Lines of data
☆ ☆ ☆

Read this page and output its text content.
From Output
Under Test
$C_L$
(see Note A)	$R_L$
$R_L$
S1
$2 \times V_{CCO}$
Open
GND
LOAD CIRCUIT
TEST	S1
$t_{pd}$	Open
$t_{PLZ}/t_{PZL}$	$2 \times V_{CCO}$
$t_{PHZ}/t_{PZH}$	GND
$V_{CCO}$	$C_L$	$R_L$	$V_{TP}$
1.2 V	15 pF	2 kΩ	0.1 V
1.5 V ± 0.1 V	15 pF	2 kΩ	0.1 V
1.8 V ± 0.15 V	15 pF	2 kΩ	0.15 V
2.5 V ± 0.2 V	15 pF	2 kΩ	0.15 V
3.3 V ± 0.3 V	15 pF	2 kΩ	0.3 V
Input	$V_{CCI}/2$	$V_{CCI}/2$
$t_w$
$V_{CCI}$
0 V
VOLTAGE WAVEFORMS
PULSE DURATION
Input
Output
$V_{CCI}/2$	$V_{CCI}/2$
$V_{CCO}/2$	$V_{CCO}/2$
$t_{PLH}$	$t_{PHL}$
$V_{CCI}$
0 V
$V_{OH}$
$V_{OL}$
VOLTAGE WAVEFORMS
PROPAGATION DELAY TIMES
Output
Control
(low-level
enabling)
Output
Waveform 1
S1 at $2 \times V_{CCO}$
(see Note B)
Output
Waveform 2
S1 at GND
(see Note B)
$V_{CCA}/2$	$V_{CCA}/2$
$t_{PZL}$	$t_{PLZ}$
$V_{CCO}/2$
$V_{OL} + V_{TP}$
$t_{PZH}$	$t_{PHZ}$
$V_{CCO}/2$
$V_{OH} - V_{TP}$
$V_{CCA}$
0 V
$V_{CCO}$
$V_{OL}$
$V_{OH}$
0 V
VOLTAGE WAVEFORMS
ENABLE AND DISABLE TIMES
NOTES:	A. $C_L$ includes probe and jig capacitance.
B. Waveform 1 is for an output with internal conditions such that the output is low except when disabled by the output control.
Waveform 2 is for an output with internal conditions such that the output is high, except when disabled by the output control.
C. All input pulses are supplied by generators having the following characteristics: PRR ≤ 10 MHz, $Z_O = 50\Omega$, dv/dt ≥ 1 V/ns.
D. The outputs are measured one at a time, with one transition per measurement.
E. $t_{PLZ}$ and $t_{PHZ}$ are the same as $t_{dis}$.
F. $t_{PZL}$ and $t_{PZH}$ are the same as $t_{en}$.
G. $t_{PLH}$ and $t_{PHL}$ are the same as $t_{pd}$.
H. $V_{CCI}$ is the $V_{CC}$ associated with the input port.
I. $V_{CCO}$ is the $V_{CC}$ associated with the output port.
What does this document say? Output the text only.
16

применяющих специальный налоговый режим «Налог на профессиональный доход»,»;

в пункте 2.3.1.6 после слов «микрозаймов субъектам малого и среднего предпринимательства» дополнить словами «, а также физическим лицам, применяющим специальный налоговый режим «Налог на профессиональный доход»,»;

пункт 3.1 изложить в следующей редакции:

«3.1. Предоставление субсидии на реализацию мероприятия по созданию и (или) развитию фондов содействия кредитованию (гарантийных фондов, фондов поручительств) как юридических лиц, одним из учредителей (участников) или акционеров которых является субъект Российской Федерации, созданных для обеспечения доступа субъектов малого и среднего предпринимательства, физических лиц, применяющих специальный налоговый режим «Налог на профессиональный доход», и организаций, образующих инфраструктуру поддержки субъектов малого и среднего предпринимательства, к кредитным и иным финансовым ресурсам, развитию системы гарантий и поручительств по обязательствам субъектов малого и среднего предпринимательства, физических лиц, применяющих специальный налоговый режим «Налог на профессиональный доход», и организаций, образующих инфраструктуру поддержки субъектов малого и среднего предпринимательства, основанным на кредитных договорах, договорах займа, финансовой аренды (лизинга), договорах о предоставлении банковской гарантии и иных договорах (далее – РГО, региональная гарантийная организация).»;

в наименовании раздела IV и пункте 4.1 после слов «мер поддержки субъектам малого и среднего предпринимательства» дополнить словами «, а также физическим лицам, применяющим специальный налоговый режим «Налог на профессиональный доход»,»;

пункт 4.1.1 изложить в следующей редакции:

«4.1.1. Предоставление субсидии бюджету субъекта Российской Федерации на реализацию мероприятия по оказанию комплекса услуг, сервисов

☆ ☆ ☆

WHAT IS EXPECTED » Retype every record above exactly as it appears.

TASK ANSWER »
Read this page and output its text content.
From Output
Under Test
$C_L$
(see Note A)	$R_L$
$R_L$
S1
$2 \times V_{CCO}$
Open
GND
LOAD CIRCUIT
TEST	S1
$t_{pd}$	Open
$t_{PLZ}/t_{PZL}$	$2 \times V_{CCO}$
$t_{PHZ}/t_{PZH}$	GND
$V_{CCO}$	$C_L$	$R_L$	$V_{TP}$
1.2 V	15 pF	2 kΩ	0.1 V
1.5 V ± 0.1 V	15 pF	2 kΩ	0.1 V
1.8 V ± 0.15 V	15 pF	2 kΩ	0.15 V
2.5 V ± 0.2 V	15 pF	2 kΩ	0.15 V
3.3 V ± 0.3 V	15 pF	2 kΩ	0.3 V
Input	$V_{CCI}/2$	$V_{CCI}/2$
$t_w$
$V_{CCI}$
0 V
VOLTAGE WAVEFORMS
PULSE DURATION
Input
Output
$V_{CCI}/2$	$V_{CCI}/2$
$V_{CCO}/2$	$V_{CCO}/2$
$t_{PLH}$	$t_{PHL}$
$V_{CCI}$
0 V
$V_{OH}$
$V_{OL}$
VOLTAGE WAVEFORMS
PROPAGATION DELAY TIMES
Output
Control
(low-level
enabling)
Output
Waveform 1
S1 at $2 \times V_{CCO}$
(see Note B)
Output
Waveform 2
S1 at GND
(see Note B)
$V_{CCA}/2$	$V_{CCA}/2$
$t_{PZL}$	$t_{PLZ}$
$V_{CCO}/2$
$V_{OL} + V_{TP}$
$t_{PZH}$	$t_{PHZ}$
$V_{CCO}/2$
$V_{OH} - V_{TP}$
$V_{CCA}$
0 V
$V_{CCO}$
$V_{OL}$
$V_{OH}$
0 V
VOLTAGE WAVEFORMS
ENABLE AND DISABLE TIMES
NOTES:	A. $C_L$ includes probe and jig capacitance.
B. Waveform 1 is for an output with internal conditions such that the output is low except when disabled by the output control.
Waveform 2 is for an output with internal conditions such that the output is high, except when disabled by the output control.
C. All input pulses are supplied by generators having the following characteristics: PRR ≤ 10 MHz, $Z_O = 50\Omega$, dv/dt ≥ 1 V/ns.
D. The outputs are measured one at a time, with one transition per measurement.
E. $t_{PLZ}$ and $t_{PHZ}$ are the same as $t_{dis}$.
F. $t_{PZL}$ and $t_{PZH}$ are the same as $t_{en}$.
G. $t_{PLH}$ and $t_{PHL}$ are the same as $t_{pd}$.
H. $V_{CCI}$ is the $V_{CC}$ associated with the input port.
I. $V_{CCO}$ is the $V_{CC}$ associated with the output port.
What does this document say? Output the text only.
16

применяющих специальный налоговый режим «Налог на профессиональный доход»,»;

в пункте 2.3.1.6 после слов «микрозаймов субъектам малого и среднего предпринимательства» дополнить словами «, а также физическим лицам, применяющим специальный налоговый режим «Налог на профессиональный доход»,»;

пункт 3.1 изложить в следующей редакции:

«3.1. Предоставление субсидии на реализацию мероприятия по созданию и (или) развитию фондов содействия кредитованию (гарантийных фондов, фондов поручительств) как юридических лиц, одним из учредителей (участников) или акционеров которых является субъект Российской Федерации, созданных для обеспечения доступа субъектов малого и среднего предпринимательства, физических лиц, применяющих специальный налоговый режим «Налог на профессиональный доход», и организаций, образующих инфраструктуру поддержки субъектов малого и среднего предпринимательства, к кредитным и иным финансовым ресурсам, развитию системы гарантий и поручительств по обязательствам субъектов малого и среднего предпринимательства, физических лиц, применяющих специальный налоговый режим «Налог на профессиональный доход», и организаций, образующих инфраструктуру поддержки субъектов малого и среднего предпринимательства, основанным на кредитных договорах, договорах займа, финансовой аренды (лизинга), договорах о предоставлении банковской гарантии и иных договорах (далее – РГО, региональная гарантийная организация).»;

в наименовании раздела IV и пункте 4.1 после слов «мер поддержки субъектам малого и среднего предпринимательства» дополнить словами «, а также физическим лицам, применяющим специальный налоговый режим «Налог на профессиональный доход»,»;

пункт 4.1.1 изложить в следующей редакции:

«4.1.1. Предоставление субсидии бюджету субъекта Российской Федерации на реализацию мероприятия по оказанию комплекса услуг, сервисов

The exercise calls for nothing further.